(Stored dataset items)
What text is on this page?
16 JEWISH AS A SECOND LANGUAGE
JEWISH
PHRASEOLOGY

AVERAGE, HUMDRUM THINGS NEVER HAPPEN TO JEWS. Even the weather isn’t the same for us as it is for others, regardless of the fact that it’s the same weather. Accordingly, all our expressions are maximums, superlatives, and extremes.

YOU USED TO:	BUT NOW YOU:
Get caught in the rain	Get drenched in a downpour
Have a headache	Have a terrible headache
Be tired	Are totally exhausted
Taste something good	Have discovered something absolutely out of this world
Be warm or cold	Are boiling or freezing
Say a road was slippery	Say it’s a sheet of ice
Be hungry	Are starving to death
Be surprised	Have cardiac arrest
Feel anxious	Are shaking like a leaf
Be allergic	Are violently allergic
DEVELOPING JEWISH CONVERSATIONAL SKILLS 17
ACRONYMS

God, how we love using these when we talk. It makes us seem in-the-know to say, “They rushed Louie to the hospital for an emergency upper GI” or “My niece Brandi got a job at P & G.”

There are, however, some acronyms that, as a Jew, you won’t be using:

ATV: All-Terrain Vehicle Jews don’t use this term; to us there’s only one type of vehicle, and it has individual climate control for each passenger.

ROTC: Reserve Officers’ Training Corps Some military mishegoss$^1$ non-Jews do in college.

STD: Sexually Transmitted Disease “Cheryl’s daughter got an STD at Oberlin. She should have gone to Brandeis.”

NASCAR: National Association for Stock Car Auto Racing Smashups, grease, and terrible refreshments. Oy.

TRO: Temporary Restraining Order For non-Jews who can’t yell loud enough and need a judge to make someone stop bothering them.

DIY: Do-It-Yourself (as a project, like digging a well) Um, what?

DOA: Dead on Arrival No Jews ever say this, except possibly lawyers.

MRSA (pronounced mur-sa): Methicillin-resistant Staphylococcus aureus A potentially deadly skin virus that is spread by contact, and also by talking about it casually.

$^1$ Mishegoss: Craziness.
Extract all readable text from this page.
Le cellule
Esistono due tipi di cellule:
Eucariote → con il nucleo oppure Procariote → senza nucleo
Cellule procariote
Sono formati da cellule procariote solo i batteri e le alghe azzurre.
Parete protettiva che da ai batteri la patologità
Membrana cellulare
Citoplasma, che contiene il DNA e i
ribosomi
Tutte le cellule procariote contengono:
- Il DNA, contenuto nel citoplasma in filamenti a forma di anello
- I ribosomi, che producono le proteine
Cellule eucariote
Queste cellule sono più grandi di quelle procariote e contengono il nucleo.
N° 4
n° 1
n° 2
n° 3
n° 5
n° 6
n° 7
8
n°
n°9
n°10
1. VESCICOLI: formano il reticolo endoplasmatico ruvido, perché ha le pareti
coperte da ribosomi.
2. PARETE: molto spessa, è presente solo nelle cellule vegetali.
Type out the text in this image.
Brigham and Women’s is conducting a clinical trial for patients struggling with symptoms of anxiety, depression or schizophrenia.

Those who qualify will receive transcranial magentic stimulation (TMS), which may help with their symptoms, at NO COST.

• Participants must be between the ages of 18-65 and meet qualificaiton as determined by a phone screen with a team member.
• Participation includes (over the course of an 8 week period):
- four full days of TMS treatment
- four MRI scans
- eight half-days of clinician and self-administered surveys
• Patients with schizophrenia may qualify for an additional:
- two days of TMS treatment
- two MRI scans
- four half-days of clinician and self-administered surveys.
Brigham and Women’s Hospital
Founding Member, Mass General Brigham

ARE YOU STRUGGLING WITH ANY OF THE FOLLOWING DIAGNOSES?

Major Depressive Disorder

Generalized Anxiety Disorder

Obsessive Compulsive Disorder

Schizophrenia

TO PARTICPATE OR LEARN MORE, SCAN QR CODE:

#### [What you need to do]
Copy, character for character, the lines from the line that holds "Type out the text in this image." through the final line of the records above.

#### [Task output]
Type out the text in this image.
Brigham and Women’s is conducting a clinical trial for patients struggling with symptoms of anxiety, depression or schizophrenia.

Those who qualify will receive transcranial magentic stimulation (TMS), which may help with their symptoms, at NO COST.

• Participants must be between the ages of 18-65 and meet qualificaiton as determined by a phone screen with a team member.
• Participation includes (over the course of an 8 week period):
- four full days of TMS treatment
- four MRI scans
- eight half-days of clinician and self-administered surveys
• Patients with schizophrenia may qualify for an additional:
- two days of TMS treatment
- two MRI scans
- four half-days of clinician and self-administered surveys.
Brigham and Women’s Hospital
Founding Member, Mass General Brigham

ARE YOU STRUGGLING WITH ANY OF THE FOLLOWING DIAGNOSES?

Major Depressive Disorder

Generalized Anxiety Disorder

Obsessive Compulsive Disorder

Schizophrenia

TO PARTICPATE OR LEARN MORE, SCAN QR CODE:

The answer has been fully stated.